— START PROVIDED DATA —

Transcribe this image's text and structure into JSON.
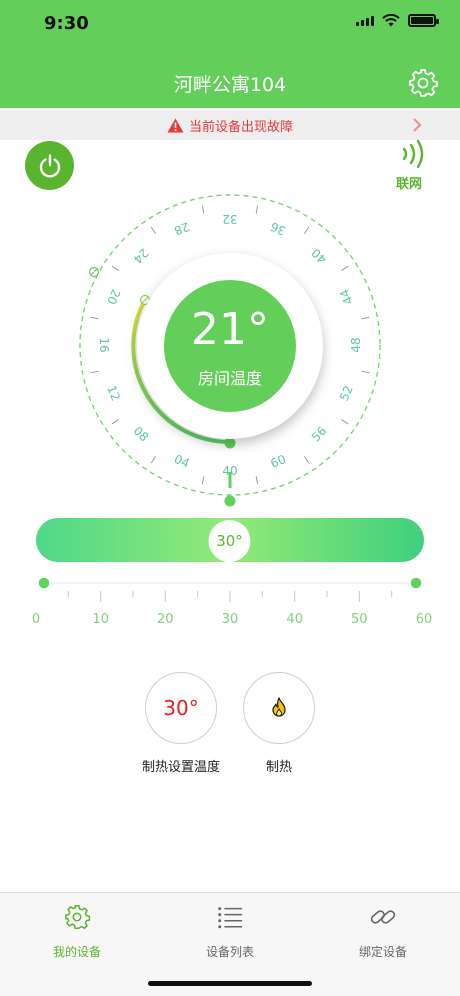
{
  "status_bar": {
    "time": "9:30"
  },
  "header": {
    "title": "河畔公寓104",
    "settings_icon": "gear-icon"
  },
  "fault_banner": {
    "icon": "warning-triangle-icon",
    "message": "当前设备出现故障",
    "chevron_icon": "chevron-right-icon"
  },
  "controls": {
    "power_icon": "power-icon",
    "network_icon": "signal-waves-icon",
    "network_label": "联网"
  },
  "dial": {
    "scale_labels": [
      "40",
      "04",
      "08",
      "12",
      "16",
      "20",
      "24",
      "28",
      "32",
      "36",
      "40",
      "44",
      "48",
      "52",
      "56",
      "60"
    ],
    "room_temperature": "21°",
    "room_temperature_label": "房间温度"
  },
  "slider": {
    "value": "30°",
    "ruler_labels": [
      "0",
      "10",
      "20",
      "30",
      "40",
      "50",
      "60"
    ]
  },
  "actions": [
    {
      "value": "30°",
      "label": "制热设置温度"
    },
    {
      "icon": "flame-icon",
      "label": "制热"
    }
  ],
  "tabs": [
    {
      "label": "我的设备",
      "icon": "gear-icon",
      "active": true
    },
    {
      "label": "设备列表",
      "icon": "list-icon",
      "active": false
    },
    {
      "label": "绑定设备",
      "icon": "link-icon",
      "active": false
    }
  ],
  "colors": {
    "primary": "#63cf5a",
    "accent_green": "#5ab52e",
    "alert_red": "#e23b3b",
    "set_temp_red": "#e8201e"
  }
}
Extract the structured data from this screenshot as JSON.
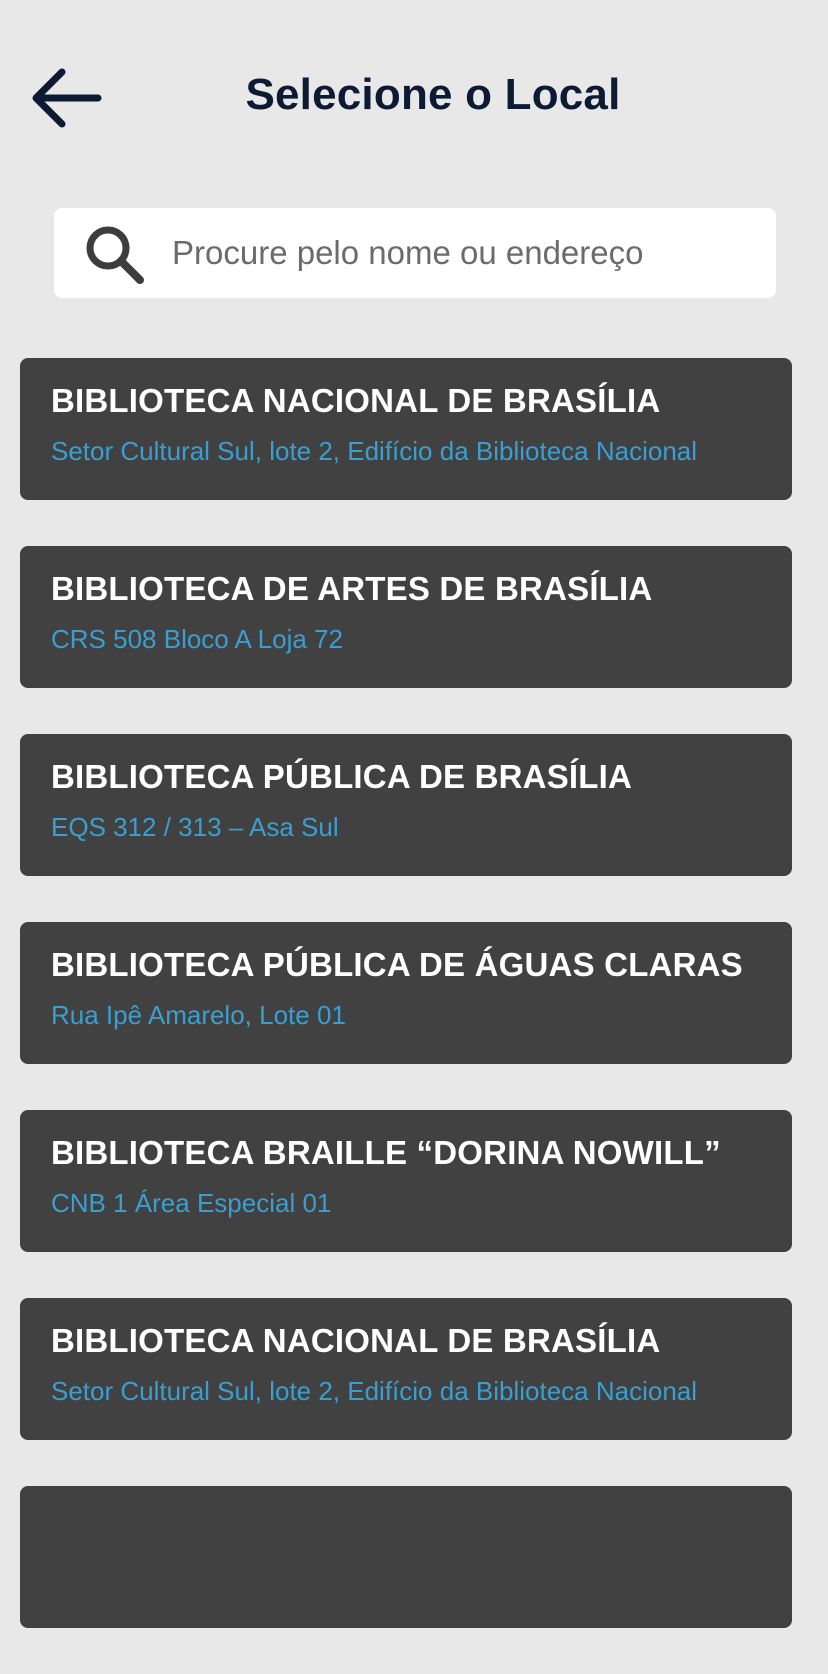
{
  "colors": {
    "background": "#e8e8e8",
    "title": "#0c1a33",
    "card": "#414141",
    "card_title": "#ffffff",
    "card_address": "#3a9fd0"
  },
  "header": {
    "back_icon": "arrow-left-icon",
    "title": "Selecione o Local"
  },
  "search": {
    "icon": "search-icon",
    "placeholder": "Procure pelo nome ou endereço",
    "value": ""
  },
  "places": [
    {
      "name": "BIBLIOTECA NACIONAL DE BRASÍLIA",
      "address": "Setor Cultural Sul, lote 2, Edifício da Biblioteca Nacional"
    },
    {
      "name": "BIBLIOTECA DE ARTES DE BRASÍLIA",
      "address": "CRS 508 Bloco A Loja 72"
    },
    {
      "name": "BIBLIOTECA PÚBLICA DE BRASÍLIA",
      "address": "EQS 312 / 313 – Asa Sul"
    },
    {
      "name": "BIBLIOTECA PÚBLICA DE ÁGUAS CLARAS",
      "address": "Rua Ipê Amarelo, Lote 01"
    },
    {
      "name": "BIBLIOTECA BRAILLE “DORINA NOWILL”",
      "address": "CNB 1 Área Especial 01"
    },
    {
      "name": "BIBLIOTECA NACIONAL DE BRASÍLIA",
      "address": "Setor Cultural Sul, lote 2, Edifício da Biblioteca Nacional"
    },
    {
      "name": "",
      "address": ""
    }
  ]
}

— END PROVIDED DATA —

**PROBLEM DETAILS**
Your task is to set down exactly the lines that run from the line holding "Extract the structured" through the close of the entries, including both ends. Pictures stay out.

**THE RESULT**
Extract the structured data from this screenshot as JSON.
{
  "colors": {
    "background": "#e8e8e8",
    "title": "#0c1a33",
    "card": "#414141",
    "card_title": "#ffffff",
    "card_address": "#3a9fd0"
  },
  "header": {
    "back_icon": "arrow-left-icon",
    "title": "Selecione o Local"
  },
  "search": {
    "icon": "search-icon",
    "placeholder": "Procure pelo nome ou endereço",
    "value": ""
  },
  "places": [
    {
      "name": "BIBLIOTECA NACIONAL DE BRASÍLIA",
      "address": "Setor Cultural Sul, lote 2, Edifício da Biblioteca Nacional"
    },
    {
      "name": "BIBLIOTECA DE ARTES DE BRASÍLIA",
      "address": "CRS 508 Bloco A Loja 72"
    },
    {
      "name": "BIBLIOTECA PÚBLICA DE BRASÍLIA",
      "address": "EQS 312 / 313 – Asa Sul"
    },
    {
      "name": "BIBLIOTECA PÚBLICA DE ÁGUAS CLARAS",
      "address": "Rua Ipê Amarelo, Lote 01"
    },
    {
      "name": "BIBLIOTECA BRAILLE “DORINA NOWILL”",
      "address": "CNB 1 Área Especial 01"
    },
    {
      "name": "BIBLIOTECA NACIONAL DE BRASÍLIA",
      "address": "Setor Cultural Sul, lote 2, Edifício da Biblioteca Nacional"
    },
    {
      "name": "",
      "address": ""
    }
  ]
}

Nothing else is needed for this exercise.